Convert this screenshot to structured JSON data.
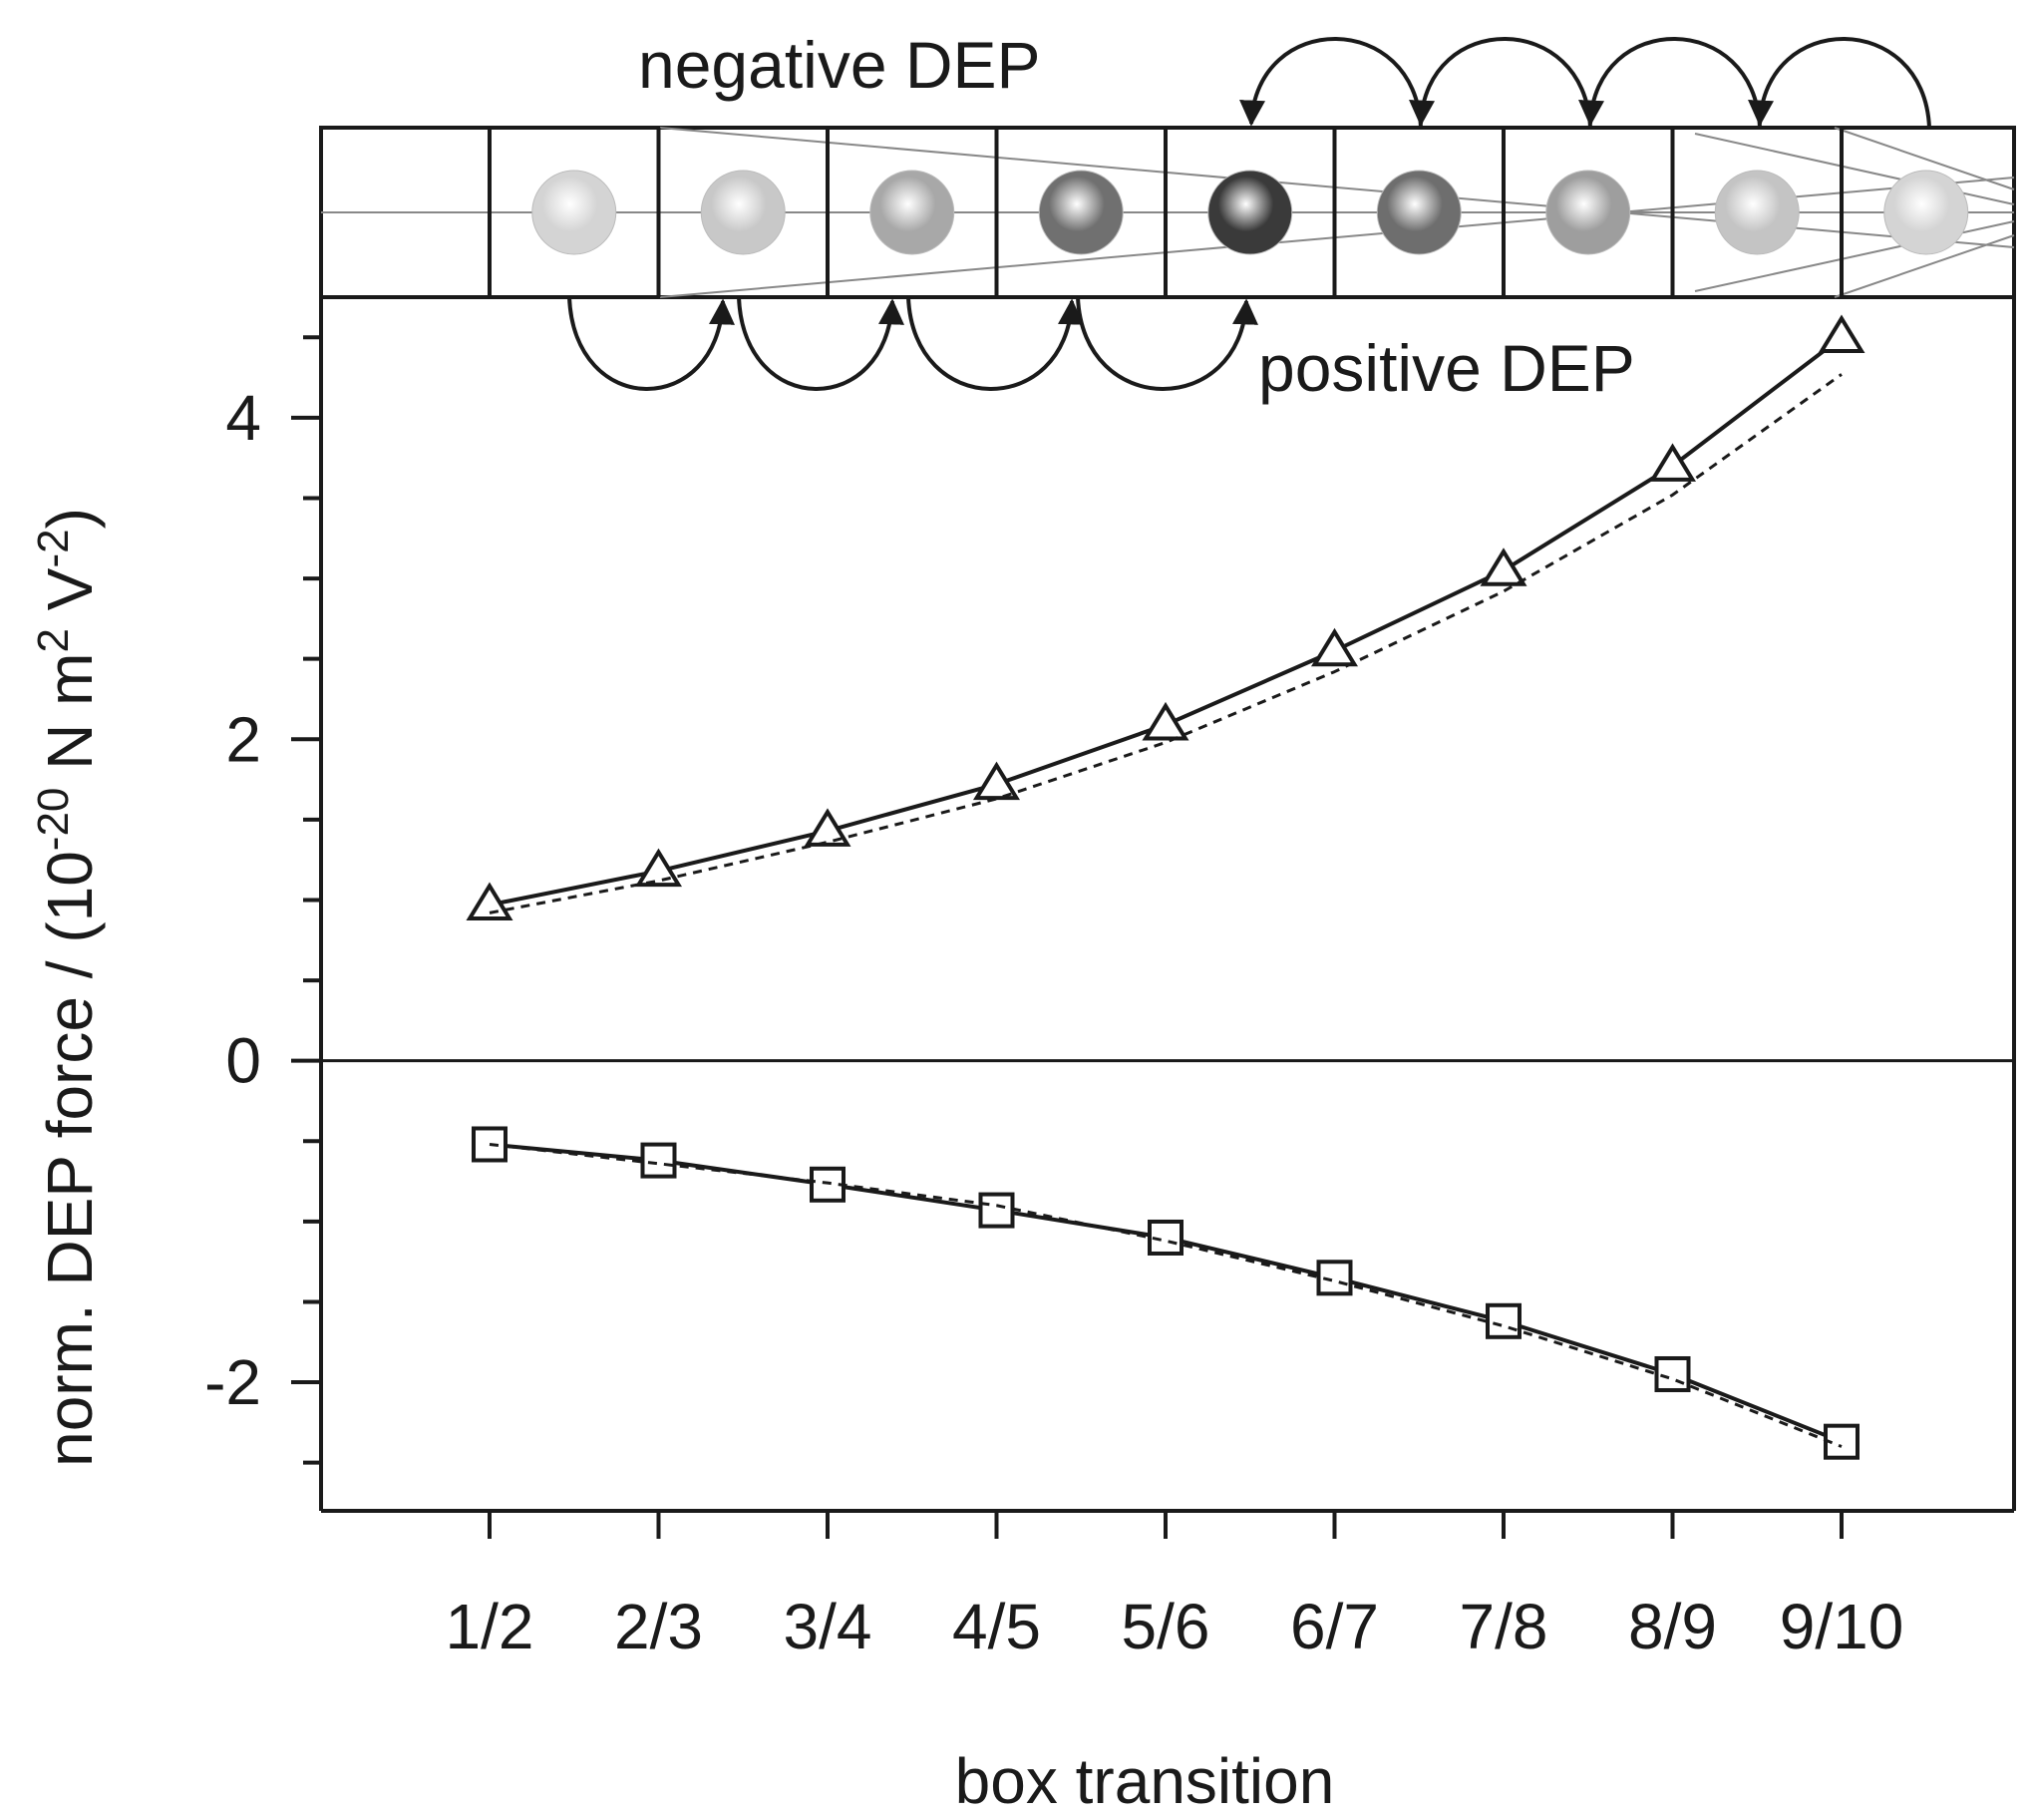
{
  "chart_data": {
    "type": "line",
    "title": "",
    "xlabel": "box transition",
    "ylabel": {
      "prefix": "norm. DEP force / (10",
      "exp1": "-20",
      "mid": " N m",
      "exp2": "2",
      "mid2": " V",
      "exp3": "-2",
      "suffix": ")"
    },
    "categories": [
      "1/2",
      "2/3",
      "3/4",
      "4/5",
      "5/6",
      "6/7",
      "7/8",
      "8/9",
      "9/10"
    ],
    "ylim": [
      -2.8,
      4.75
    ],
    "yticks_major": [
      -2,
      0,
      2,
      4
    ],
    "yticks_minor": [
      -2.5,
      -1.5,
      -1,
      -0.5,
      0.5,
      1,
      1.5,
      2.5,
      3,
      3.5,
      4.5
    ],
    "zero_line": true,
    "series": [
      {
        "name": "positive DEP",
        "marker": "triangle",
        "line": "solid",
        "values": [
          0.97,
          1.18,
          1.43,
          1.72,
          2.09,
          2.55,
          3.05,
          3.7,
          4.5
        ]
      },
      {
        "name": "positive DEP (dashed)",
        "marker": "none",
        "line": "dashed",
        "values": [
          0.92,
          1.12,
          1.36,
          1.63,
          1.98,
          2.42,
          2.92,
          3.52,
          4.27
        ]
      },
      {
        "name": "negative DEP",
        "marker": "square",
        "line": "solid",
        "values": [
          -0.52,
          -0.62,
          -0.77,
          -0.93,
          -1.1,
          -1.35,
          -1.62,
          -1.95,
          -2.37
        ]
      },
      {
        "name": "negative DEP (dashed)",
        "marker": "none",
        "line": "dashed",
        "values": [
          -0.52,
          -0.64,
          -0.76,
          -0.9,
          -1.12,
          -1.37,
          -1.65,
          -1.98,
          -2.4
        ]
      }
    ],
    "annotations": {
      "negative": "negative DEP",
      "positive": "positive DEP"
    },
    "sphere_shades": [
      "#d4d4d4",
      "#c8c8c8",
      "#a8a8a8",
      "#707070",
      "#3a3a3a",
      "#6e6e6e",
      "#9e9e9e",
      "#c4c4c4",
      "#d4d4d4"
    ]
  }
}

◆ ◆ ◆ ◆ ◆

Exercise task → Repeat the data exactly, without the pictures.

Solution to this exercise →
Convert this screenshot to structured JSON data.
{
  "chart_data": {
    "type": "line",
    "title": "",
    "xlabel": "box transition",
    "ylabel": {
      "prefix": "norm. DEP force / (10",
      "exp1": "-20",
      "mid": " N m",
      "exp2": "2",
      "mid2": " V",
      "exp3": "-2",
      "suffix": ")"
    },
    "categories": [
      "1/2",
      "2/3",
      "3/4",
      "4/5",
      "5/6",
      "6/7",
      "7/8",
      "8/9",
      "9/10"
    ],
    "ylim": [
      -2.8,
      4.75
    ],
    "yticks_major": [
      -2,
      0,
      2,
      4
    ],
    "yticks_minor": [
      -2.5,
      -1.5,
      -1,
      -0.5,
      0.5,
      1,
      1.5,
      2.5,
      3,
      3.5,
      4.5
    ],
    "zero_line": true,
    "series": [
      {
        "name": "positive DEP",
        "marker": "triangle",
        "line": "solid",
        "values": [
          0.97,
          1.18,
          1.43,
          1.72,
          2.09,
          2.55,
          3.05,
          3.7,
          4.5
        ]
      },
      {
        "name": "positive DEP (dashed)",
        "marker": "none",
        "line": "dashed",
        "values": [
          0.92,
          1.12,
          1.36,
          1.63,
          1.98,
          2.42,
          2.92,
          3.52,
          4.27
        ]
      },
      {
        "name": "negative DEP",
        "marker": "square",
        "line": "solid",
        "values": [
          -0.52,
          -0.62,
          -0.77,
          -0.93,
          -1.1,
          -1.35,
          -1.62,
          -1.95,
          -2.37
        ]
      },
      {
        "name": "negative DEP (dashed)",
        "marker": "none",
        "line": "dashed",
        "values": [
          -0.52,
          -0.64,
          -0.76,
          -0.9,
          -1.12,
          -1.37,
          -1.65,
          -1.98,
          -2.4
        ]
      }
    ],
    "annotations": {
      "negative": "negative DEP",
      "positive": "positive DEP"
    },
    "sphere_shades": [
      "#d4d4d4",
      "#c8c8c8",
      "#a8a8a8",
      "#707070",
      "#3a3a3a",
      "#6e6e6e",
      "#9e9e9e",
      "#c4c4c4",
      "#d4d4d4"
    ]
  }
}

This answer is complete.